(Given task)
Count how many lines in the rows below contain the string "Text", with case counting. Reply with the number alone.

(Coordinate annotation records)
+===+

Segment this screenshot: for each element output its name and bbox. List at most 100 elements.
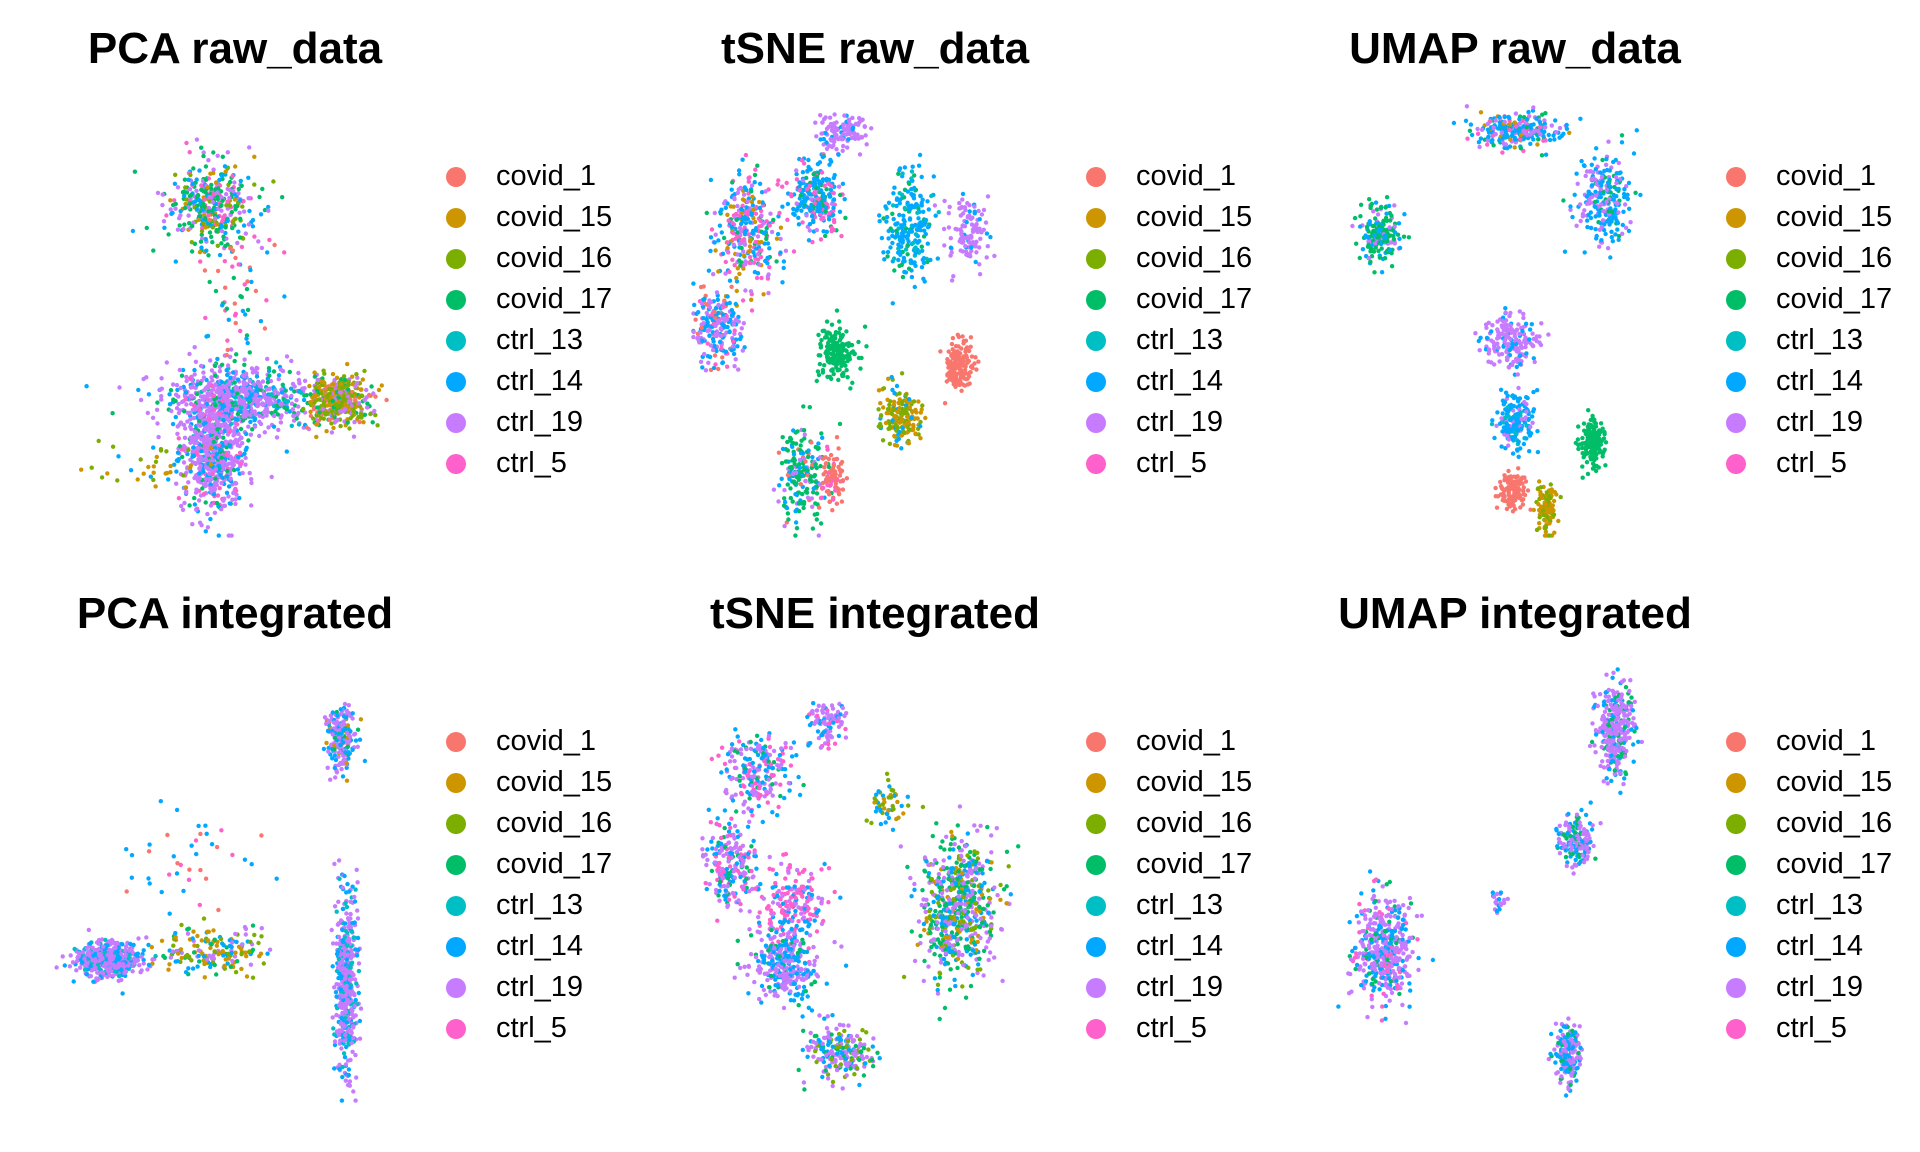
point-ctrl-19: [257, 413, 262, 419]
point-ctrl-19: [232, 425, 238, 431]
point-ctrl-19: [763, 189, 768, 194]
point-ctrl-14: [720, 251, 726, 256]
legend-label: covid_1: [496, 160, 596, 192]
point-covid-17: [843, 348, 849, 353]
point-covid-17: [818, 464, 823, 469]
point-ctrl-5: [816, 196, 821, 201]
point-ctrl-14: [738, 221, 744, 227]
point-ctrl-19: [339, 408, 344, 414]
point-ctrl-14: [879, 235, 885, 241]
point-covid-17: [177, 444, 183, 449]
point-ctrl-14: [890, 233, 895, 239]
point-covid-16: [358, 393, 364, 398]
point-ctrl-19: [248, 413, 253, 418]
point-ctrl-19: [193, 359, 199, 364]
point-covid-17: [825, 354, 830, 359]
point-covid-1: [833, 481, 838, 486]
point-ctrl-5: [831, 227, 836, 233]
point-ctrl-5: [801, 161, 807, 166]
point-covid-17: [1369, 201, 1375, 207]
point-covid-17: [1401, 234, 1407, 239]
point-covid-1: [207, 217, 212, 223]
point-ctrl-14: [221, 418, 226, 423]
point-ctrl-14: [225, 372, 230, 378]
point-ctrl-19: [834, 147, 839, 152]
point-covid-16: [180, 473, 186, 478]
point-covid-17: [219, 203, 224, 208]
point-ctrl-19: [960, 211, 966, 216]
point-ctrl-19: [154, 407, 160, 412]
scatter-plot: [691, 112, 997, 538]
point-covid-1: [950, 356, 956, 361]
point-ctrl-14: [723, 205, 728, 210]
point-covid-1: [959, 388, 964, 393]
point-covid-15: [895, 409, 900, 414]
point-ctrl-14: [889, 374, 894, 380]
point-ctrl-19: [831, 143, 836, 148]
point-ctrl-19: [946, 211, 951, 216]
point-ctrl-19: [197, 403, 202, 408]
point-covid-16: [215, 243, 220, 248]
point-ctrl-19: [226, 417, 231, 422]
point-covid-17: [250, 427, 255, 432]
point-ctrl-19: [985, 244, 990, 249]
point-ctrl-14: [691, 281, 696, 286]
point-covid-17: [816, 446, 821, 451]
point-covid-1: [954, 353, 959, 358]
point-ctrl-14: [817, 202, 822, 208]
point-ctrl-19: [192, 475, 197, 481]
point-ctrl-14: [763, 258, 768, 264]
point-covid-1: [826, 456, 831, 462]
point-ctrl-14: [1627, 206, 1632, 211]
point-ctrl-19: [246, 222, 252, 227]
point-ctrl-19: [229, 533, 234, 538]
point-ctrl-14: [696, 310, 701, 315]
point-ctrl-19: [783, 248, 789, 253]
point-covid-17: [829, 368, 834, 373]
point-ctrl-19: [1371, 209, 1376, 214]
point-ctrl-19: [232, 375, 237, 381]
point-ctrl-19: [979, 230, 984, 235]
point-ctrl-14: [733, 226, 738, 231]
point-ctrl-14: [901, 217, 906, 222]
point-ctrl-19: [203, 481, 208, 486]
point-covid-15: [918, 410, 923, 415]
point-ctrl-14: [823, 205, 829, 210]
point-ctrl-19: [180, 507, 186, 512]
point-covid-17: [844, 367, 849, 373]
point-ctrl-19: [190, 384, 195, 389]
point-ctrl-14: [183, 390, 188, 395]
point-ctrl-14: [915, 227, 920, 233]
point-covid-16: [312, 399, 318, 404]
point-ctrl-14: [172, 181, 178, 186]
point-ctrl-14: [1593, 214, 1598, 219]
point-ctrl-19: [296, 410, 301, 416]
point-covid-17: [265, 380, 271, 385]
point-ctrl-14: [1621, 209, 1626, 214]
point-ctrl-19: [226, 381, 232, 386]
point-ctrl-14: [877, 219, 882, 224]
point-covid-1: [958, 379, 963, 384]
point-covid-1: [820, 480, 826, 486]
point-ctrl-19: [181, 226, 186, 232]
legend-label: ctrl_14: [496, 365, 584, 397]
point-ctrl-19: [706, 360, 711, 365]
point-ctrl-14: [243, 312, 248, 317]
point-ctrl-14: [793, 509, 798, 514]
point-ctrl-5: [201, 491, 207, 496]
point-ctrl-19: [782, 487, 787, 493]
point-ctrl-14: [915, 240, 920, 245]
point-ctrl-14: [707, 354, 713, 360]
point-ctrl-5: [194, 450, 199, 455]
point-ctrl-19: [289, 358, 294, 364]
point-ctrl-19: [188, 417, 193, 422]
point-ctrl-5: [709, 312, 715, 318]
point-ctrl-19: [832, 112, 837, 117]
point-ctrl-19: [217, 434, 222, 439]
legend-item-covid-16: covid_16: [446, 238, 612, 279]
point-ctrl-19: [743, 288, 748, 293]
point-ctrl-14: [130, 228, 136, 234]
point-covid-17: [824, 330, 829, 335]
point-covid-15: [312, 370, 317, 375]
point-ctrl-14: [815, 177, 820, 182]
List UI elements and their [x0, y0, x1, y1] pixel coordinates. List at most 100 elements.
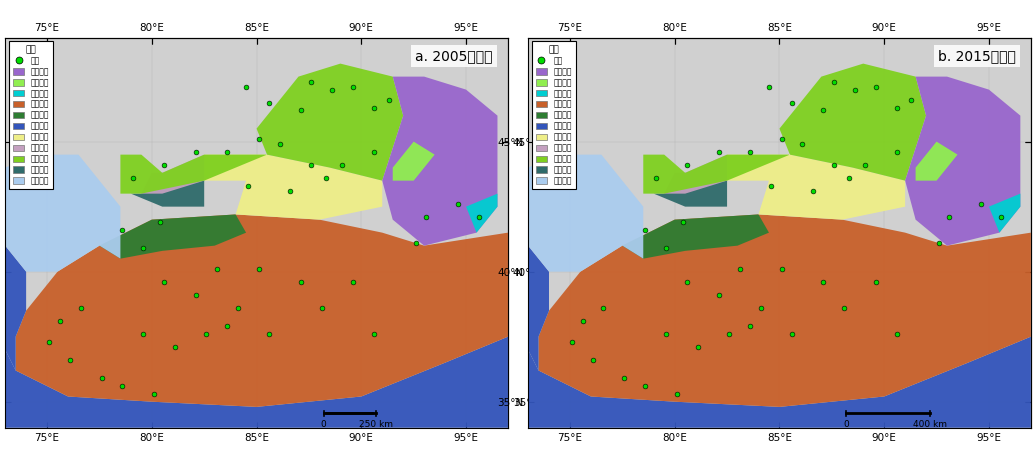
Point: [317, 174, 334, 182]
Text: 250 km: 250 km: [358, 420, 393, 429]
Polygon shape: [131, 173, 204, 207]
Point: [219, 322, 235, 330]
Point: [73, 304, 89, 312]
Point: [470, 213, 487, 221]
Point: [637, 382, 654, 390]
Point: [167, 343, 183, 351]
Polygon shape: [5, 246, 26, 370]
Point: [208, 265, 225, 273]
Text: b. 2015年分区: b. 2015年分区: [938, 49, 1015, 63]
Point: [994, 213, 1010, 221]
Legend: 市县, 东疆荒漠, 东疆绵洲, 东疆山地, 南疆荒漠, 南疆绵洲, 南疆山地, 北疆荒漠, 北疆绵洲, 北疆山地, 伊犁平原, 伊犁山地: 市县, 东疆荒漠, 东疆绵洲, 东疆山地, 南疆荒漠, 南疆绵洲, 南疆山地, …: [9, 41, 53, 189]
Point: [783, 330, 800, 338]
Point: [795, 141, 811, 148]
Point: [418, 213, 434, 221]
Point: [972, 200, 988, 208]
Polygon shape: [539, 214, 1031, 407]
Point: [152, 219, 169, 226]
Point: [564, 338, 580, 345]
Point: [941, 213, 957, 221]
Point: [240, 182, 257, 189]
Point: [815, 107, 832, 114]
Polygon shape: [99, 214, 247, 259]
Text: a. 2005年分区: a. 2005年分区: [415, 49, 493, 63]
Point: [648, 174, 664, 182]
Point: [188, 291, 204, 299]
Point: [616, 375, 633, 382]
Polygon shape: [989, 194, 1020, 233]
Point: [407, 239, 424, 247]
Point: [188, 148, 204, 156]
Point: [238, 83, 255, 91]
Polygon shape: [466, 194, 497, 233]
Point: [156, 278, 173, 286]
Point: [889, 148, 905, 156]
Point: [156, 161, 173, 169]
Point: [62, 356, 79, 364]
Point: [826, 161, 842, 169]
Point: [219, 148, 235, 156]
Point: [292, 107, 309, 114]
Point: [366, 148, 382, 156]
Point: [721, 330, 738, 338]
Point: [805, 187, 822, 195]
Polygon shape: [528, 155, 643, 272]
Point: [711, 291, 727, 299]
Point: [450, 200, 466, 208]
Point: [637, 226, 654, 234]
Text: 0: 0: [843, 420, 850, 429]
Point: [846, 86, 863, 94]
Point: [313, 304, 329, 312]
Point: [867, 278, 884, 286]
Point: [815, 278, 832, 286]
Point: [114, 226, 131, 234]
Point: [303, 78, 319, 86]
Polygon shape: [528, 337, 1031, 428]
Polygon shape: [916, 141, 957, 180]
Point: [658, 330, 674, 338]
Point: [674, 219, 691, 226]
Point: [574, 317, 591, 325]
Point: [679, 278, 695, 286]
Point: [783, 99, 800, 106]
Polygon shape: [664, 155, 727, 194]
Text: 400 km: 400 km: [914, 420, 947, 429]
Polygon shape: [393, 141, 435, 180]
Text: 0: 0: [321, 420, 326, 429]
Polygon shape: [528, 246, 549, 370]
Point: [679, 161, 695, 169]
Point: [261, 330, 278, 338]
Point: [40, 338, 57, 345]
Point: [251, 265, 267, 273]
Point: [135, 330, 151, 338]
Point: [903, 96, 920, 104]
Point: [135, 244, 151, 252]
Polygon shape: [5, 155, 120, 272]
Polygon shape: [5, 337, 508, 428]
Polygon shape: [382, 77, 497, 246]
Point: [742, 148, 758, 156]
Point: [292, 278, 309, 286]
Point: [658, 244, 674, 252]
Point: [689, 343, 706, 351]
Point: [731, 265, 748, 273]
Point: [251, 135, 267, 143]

+===+

(Answer to the task)
6